START

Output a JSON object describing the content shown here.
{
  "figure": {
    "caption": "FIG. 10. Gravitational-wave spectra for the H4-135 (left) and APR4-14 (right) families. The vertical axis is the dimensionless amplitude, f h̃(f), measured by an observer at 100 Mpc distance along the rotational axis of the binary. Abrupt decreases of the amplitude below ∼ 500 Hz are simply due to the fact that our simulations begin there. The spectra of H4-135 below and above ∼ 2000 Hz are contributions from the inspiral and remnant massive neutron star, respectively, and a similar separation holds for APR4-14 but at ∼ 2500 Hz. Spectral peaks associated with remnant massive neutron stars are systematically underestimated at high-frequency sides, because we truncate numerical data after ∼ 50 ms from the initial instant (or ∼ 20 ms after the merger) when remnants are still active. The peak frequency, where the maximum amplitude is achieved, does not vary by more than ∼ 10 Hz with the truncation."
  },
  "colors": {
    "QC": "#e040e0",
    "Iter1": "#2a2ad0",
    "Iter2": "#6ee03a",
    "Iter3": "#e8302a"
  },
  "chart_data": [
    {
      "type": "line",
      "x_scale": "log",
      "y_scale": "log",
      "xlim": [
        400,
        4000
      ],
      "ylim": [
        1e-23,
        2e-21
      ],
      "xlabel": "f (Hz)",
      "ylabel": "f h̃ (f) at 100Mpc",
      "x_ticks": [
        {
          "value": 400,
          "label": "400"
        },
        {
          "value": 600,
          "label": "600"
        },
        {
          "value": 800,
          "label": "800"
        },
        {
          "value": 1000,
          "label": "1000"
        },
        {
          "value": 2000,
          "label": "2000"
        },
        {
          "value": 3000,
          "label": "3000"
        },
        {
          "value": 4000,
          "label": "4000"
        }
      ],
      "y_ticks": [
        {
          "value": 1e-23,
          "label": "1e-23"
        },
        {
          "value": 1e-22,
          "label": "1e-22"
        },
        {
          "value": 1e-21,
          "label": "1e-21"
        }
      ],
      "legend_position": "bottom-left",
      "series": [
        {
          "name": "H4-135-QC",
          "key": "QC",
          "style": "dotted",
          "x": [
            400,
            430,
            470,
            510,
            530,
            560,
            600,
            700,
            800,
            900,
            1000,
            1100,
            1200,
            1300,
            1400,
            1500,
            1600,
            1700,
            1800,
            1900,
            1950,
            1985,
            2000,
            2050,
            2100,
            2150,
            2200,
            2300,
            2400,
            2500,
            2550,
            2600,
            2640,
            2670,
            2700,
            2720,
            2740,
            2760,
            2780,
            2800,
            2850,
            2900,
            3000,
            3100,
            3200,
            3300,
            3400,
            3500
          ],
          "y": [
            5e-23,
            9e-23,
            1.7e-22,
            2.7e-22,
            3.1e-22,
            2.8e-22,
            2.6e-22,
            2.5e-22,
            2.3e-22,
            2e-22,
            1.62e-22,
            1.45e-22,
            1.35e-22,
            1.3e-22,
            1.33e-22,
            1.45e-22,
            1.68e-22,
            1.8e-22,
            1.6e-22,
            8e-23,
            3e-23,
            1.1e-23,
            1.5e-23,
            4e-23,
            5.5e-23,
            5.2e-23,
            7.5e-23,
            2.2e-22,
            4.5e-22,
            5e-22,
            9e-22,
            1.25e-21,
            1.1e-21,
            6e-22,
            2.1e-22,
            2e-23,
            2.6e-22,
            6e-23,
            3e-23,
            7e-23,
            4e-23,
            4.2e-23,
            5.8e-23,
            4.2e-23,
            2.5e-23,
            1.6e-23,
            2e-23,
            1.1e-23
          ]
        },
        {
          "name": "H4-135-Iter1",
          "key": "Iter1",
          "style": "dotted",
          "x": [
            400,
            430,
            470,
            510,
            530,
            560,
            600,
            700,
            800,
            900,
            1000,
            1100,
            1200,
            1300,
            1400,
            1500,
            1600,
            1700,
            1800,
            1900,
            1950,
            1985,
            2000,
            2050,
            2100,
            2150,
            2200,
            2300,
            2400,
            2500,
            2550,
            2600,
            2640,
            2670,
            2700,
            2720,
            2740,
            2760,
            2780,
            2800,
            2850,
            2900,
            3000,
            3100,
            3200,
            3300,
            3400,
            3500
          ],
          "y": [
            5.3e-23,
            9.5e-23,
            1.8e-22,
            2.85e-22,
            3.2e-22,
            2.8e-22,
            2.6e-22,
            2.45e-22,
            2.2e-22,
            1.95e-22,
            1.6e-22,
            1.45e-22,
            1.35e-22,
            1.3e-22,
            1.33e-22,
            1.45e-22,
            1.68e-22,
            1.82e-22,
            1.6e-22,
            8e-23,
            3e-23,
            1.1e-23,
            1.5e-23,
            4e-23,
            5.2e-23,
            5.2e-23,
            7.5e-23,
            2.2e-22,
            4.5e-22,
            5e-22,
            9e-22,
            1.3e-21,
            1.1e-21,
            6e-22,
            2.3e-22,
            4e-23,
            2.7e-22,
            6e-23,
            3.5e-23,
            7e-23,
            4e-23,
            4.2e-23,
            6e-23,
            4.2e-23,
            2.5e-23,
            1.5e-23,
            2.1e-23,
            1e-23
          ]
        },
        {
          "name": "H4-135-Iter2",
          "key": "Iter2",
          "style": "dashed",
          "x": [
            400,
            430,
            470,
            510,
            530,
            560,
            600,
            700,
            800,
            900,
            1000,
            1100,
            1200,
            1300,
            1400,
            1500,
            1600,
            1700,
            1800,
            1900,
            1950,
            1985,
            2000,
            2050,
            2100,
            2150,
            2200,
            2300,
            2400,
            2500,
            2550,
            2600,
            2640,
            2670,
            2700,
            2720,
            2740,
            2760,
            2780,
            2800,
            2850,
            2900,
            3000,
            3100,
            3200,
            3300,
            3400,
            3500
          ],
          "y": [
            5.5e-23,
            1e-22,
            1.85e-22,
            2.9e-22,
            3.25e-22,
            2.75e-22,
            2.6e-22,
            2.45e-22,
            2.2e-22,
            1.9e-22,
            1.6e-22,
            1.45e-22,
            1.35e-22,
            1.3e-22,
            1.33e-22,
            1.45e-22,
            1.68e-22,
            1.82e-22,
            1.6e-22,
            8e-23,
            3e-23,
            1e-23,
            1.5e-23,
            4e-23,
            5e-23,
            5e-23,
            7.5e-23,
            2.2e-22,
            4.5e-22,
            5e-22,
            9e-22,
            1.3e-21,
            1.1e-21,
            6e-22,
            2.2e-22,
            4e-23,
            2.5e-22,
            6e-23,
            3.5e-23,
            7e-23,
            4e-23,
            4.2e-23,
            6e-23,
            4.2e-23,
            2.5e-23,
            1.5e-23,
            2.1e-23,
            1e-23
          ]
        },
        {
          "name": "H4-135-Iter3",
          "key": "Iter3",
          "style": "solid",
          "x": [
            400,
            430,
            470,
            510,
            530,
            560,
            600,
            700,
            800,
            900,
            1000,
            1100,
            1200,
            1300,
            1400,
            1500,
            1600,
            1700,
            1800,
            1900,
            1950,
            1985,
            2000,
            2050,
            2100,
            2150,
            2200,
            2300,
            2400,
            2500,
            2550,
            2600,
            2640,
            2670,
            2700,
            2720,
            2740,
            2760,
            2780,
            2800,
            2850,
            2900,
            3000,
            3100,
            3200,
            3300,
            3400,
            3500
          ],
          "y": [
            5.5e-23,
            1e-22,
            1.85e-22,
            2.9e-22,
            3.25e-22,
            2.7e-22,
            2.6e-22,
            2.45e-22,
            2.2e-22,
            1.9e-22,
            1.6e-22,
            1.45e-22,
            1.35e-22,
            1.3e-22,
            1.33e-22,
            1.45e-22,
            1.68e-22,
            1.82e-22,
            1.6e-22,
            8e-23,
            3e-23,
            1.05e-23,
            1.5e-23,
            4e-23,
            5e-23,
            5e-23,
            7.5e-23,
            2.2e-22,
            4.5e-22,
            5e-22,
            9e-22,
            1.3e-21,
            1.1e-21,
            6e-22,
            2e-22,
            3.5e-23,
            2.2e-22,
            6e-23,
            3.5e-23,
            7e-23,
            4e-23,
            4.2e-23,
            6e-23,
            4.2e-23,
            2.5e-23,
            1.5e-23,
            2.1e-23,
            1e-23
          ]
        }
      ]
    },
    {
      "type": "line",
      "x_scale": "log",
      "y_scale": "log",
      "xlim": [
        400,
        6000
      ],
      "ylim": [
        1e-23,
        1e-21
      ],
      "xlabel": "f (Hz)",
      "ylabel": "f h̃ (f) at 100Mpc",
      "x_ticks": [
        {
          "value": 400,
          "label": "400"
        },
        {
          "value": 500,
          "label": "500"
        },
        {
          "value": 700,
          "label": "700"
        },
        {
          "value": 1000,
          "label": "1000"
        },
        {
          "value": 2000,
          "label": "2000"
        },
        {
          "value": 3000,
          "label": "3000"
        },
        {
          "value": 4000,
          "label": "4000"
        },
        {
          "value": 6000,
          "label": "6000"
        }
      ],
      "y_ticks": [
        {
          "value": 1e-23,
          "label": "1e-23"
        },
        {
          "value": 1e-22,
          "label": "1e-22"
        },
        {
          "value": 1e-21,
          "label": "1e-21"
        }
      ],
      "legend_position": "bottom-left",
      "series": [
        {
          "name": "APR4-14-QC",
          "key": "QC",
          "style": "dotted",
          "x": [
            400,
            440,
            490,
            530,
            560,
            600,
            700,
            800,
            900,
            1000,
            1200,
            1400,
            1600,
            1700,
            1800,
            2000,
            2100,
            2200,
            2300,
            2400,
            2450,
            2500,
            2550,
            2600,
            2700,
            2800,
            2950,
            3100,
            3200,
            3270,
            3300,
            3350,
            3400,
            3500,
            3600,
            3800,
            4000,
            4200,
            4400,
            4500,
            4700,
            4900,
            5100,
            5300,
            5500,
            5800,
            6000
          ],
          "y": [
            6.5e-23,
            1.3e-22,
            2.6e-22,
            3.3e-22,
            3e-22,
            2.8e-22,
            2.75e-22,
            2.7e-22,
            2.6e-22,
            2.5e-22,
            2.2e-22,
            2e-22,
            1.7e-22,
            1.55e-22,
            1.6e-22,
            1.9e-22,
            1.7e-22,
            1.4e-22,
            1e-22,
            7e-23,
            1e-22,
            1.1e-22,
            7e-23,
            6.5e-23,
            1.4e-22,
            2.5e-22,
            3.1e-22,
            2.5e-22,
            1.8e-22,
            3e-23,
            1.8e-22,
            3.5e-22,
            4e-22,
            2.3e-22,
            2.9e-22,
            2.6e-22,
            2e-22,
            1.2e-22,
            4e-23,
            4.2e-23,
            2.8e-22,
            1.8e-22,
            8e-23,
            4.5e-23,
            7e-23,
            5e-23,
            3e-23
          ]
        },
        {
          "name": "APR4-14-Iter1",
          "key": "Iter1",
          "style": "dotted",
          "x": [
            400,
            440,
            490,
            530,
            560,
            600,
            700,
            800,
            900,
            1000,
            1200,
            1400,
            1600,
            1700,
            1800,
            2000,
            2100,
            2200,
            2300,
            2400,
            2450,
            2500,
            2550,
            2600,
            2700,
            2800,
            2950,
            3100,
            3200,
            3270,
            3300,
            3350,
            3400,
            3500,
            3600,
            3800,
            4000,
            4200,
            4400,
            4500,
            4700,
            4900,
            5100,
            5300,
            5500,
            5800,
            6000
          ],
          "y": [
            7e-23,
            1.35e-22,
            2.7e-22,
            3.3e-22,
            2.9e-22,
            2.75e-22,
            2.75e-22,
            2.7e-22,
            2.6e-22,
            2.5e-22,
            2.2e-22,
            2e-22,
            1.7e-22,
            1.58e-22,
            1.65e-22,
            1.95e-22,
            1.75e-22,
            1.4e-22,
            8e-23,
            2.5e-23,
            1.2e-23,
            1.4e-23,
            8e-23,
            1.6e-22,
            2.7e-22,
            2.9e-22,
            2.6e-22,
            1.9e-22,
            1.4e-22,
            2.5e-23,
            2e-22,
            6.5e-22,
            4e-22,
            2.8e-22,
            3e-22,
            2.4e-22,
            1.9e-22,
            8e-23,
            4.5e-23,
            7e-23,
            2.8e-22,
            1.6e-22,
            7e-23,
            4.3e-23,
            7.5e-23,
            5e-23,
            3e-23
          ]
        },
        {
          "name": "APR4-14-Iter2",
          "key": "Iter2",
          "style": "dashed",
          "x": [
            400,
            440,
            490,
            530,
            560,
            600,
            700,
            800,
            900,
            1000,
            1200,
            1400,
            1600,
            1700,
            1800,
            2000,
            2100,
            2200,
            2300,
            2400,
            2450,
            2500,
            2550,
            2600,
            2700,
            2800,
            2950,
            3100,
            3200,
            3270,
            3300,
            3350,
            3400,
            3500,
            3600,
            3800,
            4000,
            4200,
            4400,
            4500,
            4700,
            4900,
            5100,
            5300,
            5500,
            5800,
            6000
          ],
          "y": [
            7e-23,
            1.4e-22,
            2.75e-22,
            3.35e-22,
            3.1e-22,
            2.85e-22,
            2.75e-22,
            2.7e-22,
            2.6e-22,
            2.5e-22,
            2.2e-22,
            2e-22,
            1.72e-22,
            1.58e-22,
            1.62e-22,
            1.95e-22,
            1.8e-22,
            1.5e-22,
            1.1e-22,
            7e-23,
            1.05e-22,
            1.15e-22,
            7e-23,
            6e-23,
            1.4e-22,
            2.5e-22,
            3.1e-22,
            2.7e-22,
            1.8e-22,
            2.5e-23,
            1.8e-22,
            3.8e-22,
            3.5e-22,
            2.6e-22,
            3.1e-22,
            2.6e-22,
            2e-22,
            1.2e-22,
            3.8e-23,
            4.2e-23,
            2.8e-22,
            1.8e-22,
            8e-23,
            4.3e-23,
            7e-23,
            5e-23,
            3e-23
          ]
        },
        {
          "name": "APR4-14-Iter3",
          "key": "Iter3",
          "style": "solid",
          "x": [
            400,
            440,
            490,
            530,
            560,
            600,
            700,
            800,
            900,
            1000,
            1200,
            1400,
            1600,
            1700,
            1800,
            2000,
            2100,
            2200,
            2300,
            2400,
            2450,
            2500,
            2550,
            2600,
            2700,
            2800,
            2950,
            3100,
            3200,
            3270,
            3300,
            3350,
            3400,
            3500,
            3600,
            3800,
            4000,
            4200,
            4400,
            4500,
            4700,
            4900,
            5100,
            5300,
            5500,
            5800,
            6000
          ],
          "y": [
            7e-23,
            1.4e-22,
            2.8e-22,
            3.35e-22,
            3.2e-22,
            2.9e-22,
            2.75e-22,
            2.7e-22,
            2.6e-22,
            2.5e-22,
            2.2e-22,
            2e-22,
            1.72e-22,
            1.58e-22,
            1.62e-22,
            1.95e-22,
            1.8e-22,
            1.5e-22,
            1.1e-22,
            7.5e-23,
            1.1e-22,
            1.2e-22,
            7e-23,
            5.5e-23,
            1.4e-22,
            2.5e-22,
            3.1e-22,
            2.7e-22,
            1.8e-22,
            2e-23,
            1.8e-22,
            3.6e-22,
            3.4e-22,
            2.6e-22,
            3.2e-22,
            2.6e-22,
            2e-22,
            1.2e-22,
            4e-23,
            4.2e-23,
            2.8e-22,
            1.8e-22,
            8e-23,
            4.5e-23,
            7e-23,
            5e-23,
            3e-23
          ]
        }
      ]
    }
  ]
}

END

Within the entries above, report how many lines include "name", and keep the answer to the number.

8